◆ SET EXERCISE: Copy out each line that includes the word "arbetslöshet".

---------- INPUT MATERIAL ----------

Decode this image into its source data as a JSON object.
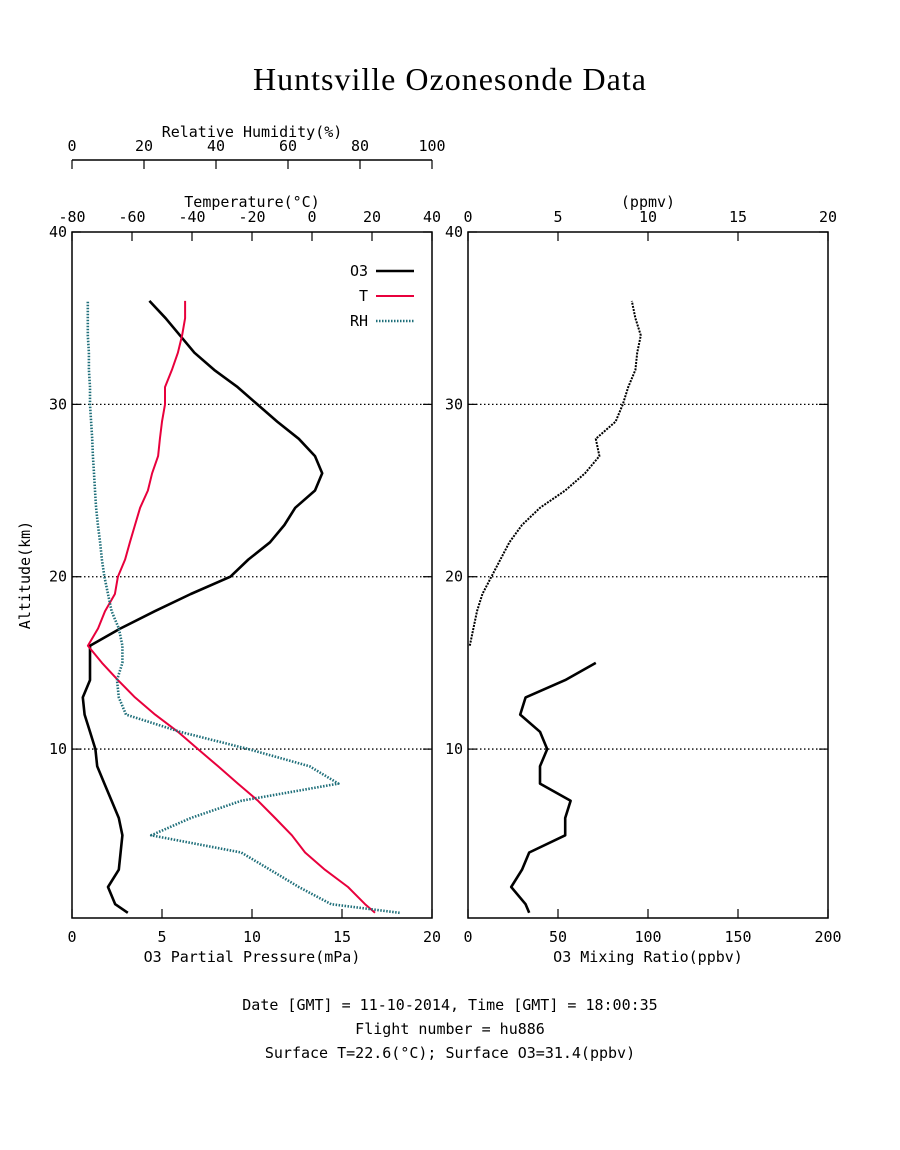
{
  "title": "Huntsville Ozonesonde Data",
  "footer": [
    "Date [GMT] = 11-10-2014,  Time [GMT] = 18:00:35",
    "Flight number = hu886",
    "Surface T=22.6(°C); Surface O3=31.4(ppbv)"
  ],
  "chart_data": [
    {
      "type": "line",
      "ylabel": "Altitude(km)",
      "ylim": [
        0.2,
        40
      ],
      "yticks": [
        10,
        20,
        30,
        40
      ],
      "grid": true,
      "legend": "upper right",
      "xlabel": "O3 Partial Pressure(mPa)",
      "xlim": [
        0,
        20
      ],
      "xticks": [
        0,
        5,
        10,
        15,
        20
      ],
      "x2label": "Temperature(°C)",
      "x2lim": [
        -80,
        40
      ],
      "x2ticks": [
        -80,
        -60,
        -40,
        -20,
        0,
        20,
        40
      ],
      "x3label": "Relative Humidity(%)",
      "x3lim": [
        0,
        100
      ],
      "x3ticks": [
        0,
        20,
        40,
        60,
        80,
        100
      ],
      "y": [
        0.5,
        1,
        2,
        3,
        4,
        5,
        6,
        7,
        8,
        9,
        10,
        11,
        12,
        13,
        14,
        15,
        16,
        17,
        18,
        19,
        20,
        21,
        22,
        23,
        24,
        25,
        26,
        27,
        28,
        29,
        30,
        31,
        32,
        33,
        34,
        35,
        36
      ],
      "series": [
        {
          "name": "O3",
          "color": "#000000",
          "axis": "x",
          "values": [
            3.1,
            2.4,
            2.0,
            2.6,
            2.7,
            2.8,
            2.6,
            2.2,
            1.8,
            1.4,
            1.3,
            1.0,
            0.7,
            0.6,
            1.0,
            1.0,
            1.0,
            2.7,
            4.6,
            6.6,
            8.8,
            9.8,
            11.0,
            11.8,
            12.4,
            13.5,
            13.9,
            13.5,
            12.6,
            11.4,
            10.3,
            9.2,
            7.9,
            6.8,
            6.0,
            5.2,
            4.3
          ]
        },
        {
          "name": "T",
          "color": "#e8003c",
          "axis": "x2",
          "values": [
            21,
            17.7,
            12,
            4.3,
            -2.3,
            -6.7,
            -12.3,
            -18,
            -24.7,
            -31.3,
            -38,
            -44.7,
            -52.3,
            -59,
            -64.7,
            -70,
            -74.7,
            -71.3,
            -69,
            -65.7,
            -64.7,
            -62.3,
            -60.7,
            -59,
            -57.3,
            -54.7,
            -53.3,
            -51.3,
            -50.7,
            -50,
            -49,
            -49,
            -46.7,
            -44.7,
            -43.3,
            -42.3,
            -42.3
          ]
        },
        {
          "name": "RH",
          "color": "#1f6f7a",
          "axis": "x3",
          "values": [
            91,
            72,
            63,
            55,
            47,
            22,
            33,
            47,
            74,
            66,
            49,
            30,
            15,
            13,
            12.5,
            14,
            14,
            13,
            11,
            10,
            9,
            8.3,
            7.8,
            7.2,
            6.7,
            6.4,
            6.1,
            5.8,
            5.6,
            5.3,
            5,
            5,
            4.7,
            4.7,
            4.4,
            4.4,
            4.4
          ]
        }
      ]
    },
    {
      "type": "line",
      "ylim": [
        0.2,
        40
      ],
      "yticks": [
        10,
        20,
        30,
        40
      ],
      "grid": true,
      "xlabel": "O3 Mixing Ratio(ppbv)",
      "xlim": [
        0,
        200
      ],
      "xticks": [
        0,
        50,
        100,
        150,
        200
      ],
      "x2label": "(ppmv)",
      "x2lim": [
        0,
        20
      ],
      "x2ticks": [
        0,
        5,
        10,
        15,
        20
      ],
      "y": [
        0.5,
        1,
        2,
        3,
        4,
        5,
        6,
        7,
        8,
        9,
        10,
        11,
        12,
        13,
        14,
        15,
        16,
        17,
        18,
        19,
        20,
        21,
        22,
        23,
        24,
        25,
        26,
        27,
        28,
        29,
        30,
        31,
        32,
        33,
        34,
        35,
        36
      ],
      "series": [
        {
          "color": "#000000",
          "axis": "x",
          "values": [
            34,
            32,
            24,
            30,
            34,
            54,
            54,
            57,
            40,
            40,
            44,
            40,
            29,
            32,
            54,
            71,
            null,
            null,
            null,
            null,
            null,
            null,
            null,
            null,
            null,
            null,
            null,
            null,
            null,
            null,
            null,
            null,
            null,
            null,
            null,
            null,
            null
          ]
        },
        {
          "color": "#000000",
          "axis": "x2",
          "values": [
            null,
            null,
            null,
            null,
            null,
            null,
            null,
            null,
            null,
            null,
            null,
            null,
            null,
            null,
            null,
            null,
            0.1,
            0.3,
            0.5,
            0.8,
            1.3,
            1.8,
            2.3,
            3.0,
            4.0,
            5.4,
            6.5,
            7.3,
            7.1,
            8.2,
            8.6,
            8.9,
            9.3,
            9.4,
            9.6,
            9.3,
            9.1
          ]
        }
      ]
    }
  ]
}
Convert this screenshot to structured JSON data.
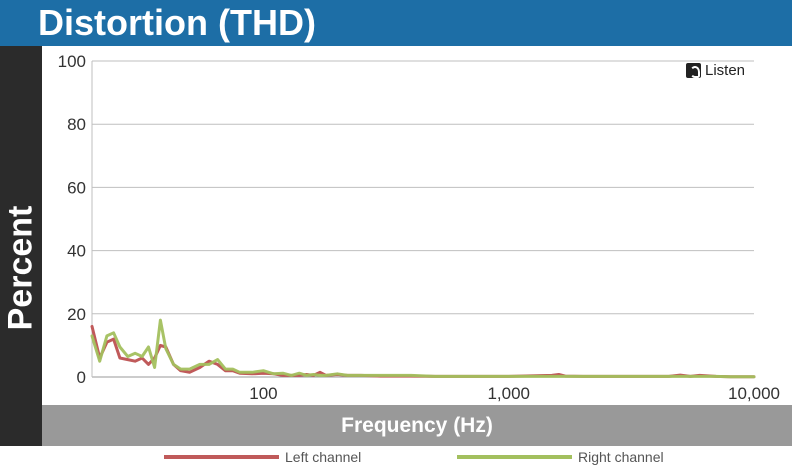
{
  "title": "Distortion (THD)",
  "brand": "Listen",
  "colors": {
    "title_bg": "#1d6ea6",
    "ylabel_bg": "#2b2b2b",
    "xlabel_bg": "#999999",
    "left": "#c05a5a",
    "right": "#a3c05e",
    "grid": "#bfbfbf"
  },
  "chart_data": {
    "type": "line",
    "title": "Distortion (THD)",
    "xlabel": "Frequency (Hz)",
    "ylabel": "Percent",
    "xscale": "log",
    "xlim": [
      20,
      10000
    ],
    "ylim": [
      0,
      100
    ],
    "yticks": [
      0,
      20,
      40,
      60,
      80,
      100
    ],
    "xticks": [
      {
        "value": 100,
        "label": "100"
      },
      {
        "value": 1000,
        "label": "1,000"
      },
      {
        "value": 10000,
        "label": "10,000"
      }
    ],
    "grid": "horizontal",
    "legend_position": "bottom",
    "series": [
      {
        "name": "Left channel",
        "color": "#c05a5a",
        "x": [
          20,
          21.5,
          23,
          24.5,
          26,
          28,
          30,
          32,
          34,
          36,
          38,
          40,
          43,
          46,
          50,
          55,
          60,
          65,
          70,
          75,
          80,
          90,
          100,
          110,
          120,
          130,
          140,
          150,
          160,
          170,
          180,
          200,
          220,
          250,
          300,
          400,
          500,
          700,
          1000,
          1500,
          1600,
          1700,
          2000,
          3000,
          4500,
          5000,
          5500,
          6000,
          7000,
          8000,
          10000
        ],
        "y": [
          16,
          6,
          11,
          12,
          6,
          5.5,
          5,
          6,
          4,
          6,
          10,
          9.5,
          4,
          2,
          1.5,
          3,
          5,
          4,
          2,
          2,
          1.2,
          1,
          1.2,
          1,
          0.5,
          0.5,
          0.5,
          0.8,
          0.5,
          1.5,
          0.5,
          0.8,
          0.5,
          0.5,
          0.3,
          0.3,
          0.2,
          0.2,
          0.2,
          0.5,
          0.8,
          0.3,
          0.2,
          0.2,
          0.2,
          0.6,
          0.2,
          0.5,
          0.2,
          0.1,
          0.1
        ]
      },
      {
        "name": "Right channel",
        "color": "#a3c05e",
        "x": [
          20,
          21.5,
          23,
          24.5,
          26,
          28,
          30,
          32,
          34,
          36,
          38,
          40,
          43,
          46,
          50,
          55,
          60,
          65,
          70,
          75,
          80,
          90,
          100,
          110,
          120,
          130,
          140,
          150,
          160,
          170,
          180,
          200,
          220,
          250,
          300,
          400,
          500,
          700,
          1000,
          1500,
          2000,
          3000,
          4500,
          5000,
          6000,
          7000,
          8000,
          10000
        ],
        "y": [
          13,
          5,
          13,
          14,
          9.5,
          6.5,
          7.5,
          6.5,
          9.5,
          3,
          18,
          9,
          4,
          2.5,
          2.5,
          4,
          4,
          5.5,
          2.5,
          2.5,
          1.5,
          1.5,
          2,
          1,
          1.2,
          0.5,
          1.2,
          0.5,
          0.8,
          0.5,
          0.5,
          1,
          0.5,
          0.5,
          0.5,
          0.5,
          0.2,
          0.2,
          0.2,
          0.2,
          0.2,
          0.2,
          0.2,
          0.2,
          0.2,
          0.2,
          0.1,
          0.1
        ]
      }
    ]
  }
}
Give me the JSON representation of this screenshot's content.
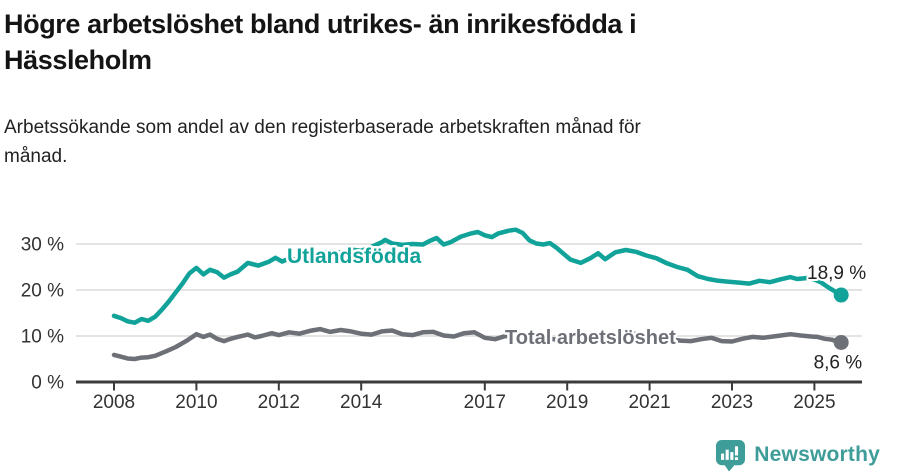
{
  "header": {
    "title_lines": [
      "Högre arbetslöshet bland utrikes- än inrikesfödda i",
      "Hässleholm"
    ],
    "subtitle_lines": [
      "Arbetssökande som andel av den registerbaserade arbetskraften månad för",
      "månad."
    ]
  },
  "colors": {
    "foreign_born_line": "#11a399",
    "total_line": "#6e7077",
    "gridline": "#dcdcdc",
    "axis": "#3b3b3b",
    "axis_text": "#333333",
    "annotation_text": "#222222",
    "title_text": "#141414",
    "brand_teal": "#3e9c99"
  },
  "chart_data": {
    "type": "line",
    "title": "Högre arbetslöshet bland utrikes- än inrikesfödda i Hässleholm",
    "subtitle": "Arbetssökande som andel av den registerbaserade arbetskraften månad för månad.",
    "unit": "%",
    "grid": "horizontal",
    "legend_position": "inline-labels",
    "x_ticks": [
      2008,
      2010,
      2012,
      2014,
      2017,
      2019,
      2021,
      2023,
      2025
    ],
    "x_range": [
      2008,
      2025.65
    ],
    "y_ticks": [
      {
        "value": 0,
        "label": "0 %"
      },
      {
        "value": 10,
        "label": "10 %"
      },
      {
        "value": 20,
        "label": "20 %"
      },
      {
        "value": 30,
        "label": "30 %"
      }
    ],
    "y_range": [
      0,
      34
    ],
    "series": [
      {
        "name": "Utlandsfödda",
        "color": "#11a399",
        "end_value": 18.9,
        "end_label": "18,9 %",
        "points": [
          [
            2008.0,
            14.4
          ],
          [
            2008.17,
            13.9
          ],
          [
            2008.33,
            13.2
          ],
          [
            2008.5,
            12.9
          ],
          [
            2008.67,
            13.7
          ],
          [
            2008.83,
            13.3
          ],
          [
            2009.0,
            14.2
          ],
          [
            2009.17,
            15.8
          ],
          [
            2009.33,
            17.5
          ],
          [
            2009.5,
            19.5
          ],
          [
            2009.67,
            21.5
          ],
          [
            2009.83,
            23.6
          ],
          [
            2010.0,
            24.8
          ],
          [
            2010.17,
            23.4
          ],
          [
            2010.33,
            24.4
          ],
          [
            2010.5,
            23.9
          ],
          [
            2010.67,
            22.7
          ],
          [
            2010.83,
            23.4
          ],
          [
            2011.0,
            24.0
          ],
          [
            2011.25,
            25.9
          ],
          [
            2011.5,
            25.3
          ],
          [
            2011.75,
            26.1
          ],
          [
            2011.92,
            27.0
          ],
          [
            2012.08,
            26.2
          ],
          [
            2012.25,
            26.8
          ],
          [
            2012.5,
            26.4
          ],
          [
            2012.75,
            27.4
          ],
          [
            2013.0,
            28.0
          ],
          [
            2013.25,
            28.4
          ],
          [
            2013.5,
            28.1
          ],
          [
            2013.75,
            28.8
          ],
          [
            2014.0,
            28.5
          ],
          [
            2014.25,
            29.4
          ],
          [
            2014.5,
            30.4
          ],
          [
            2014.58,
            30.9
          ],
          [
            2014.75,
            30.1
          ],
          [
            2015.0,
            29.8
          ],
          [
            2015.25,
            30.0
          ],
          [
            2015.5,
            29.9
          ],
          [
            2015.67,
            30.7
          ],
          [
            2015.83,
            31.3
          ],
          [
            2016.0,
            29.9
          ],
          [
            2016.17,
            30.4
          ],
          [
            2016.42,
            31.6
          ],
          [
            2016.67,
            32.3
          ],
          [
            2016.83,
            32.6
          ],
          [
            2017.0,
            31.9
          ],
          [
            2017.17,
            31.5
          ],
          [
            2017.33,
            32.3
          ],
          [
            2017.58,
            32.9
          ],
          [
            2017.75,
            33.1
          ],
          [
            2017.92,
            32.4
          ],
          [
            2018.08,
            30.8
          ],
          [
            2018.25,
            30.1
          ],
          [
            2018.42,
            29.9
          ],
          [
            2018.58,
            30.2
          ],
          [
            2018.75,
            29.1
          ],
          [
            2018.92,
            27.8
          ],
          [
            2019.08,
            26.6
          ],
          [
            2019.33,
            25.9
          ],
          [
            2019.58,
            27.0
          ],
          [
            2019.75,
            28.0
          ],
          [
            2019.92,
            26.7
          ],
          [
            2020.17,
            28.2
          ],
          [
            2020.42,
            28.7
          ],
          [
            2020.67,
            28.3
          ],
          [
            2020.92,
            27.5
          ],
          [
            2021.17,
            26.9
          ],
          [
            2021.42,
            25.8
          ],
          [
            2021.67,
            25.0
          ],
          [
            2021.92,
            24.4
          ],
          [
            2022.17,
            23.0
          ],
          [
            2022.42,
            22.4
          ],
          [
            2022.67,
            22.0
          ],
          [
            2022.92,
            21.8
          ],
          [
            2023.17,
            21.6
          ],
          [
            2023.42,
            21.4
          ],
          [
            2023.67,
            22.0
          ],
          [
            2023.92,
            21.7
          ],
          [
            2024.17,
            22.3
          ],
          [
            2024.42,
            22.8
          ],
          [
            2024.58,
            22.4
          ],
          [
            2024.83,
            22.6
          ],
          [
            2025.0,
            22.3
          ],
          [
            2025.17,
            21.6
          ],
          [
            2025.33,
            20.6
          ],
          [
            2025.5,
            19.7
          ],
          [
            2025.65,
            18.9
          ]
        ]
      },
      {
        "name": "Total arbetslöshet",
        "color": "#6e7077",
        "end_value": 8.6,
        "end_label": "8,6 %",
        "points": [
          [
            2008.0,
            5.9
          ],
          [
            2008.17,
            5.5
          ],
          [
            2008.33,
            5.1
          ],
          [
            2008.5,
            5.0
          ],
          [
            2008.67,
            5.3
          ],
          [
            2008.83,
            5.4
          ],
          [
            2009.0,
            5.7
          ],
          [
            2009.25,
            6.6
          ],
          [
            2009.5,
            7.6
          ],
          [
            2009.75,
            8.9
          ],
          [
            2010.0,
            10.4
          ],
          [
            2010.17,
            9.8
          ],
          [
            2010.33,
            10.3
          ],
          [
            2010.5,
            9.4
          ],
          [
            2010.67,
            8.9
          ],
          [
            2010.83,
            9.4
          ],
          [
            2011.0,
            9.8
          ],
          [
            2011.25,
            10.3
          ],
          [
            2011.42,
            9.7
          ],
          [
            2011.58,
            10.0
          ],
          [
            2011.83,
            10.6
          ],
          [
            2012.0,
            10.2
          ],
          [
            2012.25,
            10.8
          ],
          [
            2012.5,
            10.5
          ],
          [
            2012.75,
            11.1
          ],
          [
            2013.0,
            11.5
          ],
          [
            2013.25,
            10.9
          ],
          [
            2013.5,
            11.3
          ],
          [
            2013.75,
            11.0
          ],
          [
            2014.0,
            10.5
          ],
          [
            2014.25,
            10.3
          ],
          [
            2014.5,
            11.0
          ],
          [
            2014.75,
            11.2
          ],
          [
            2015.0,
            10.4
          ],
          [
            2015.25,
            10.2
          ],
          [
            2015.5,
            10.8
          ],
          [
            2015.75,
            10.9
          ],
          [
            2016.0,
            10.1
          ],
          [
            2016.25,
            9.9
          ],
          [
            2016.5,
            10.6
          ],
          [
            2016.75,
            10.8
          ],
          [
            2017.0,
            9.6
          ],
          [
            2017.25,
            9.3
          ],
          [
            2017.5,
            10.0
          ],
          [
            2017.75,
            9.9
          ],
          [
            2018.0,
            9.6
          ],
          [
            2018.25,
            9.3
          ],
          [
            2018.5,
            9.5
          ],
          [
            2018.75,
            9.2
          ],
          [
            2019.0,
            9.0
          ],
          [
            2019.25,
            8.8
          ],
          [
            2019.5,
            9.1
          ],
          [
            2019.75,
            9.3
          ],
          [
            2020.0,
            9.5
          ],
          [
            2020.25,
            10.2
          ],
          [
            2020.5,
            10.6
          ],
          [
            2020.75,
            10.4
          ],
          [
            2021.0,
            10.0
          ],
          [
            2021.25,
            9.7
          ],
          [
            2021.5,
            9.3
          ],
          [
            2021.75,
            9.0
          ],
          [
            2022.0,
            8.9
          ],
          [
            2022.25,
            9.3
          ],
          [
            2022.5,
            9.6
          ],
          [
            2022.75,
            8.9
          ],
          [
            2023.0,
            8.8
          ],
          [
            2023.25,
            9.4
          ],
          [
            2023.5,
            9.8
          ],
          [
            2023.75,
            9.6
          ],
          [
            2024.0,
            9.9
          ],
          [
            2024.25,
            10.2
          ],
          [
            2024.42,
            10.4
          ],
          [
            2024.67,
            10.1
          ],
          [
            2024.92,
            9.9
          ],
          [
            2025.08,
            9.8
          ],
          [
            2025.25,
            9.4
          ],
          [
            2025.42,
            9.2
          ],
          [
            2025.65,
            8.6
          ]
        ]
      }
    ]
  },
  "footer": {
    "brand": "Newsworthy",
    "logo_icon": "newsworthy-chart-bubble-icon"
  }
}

----------

◆ SOLUTION FOR THIS TASK:
      "Högre arbetslöshet bland utrikes- än inrikesfödda i",
    "title": "Högre arbetslöshet bland utrikes- än inrikesfödda i Hässleholm",
        "name": "Total arbetslöshet",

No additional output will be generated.